Directions for this task - Pick out the lines below with "neklesá" and list them.

--- Start Excerpted records ---

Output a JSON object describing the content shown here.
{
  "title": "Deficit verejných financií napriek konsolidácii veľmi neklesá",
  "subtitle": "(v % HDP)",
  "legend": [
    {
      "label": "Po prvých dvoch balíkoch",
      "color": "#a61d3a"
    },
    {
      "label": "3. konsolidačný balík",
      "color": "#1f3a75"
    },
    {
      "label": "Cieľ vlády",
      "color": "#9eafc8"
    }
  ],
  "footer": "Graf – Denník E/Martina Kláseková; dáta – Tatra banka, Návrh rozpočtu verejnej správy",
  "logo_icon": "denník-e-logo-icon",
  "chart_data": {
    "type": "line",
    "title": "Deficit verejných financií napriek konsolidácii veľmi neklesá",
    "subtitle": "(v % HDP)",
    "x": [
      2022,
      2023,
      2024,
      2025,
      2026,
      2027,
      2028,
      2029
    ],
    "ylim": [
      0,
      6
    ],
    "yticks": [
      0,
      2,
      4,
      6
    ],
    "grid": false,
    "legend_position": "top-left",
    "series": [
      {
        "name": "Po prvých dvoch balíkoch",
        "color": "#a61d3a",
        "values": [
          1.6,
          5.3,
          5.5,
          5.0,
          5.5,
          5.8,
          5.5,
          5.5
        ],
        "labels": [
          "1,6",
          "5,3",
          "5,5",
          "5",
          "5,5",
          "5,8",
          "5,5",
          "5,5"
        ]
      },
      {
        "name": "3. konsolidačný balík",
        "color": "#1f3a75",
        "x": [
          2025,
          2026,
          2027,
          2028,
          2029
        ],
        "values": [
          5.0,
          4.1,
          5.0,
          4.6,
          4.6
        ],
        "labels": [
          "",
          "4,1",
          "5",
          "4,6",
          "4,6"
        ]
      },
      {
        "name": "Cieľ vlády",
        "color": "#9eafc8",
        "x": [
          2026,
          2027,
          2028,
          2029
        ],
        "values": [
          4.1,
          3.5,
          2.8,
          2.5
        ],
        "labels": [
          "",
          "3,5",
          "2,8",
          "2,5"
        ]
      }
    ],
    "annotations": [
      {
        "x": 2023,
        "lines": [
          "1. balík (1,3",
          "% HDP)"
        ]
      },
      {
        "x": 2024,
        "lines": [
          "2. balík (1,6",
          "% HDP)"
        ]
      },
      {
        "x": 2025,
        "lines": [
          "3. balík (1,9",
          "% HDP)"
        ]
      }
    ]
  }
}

--- End Excerpted records ---

The completed task -
  "title": "Deficit verejných financií napriek konsolidácii veľmi neklesá",
    "title": "Deficit verejných financií napriek konsolidácii veľmi neklesá",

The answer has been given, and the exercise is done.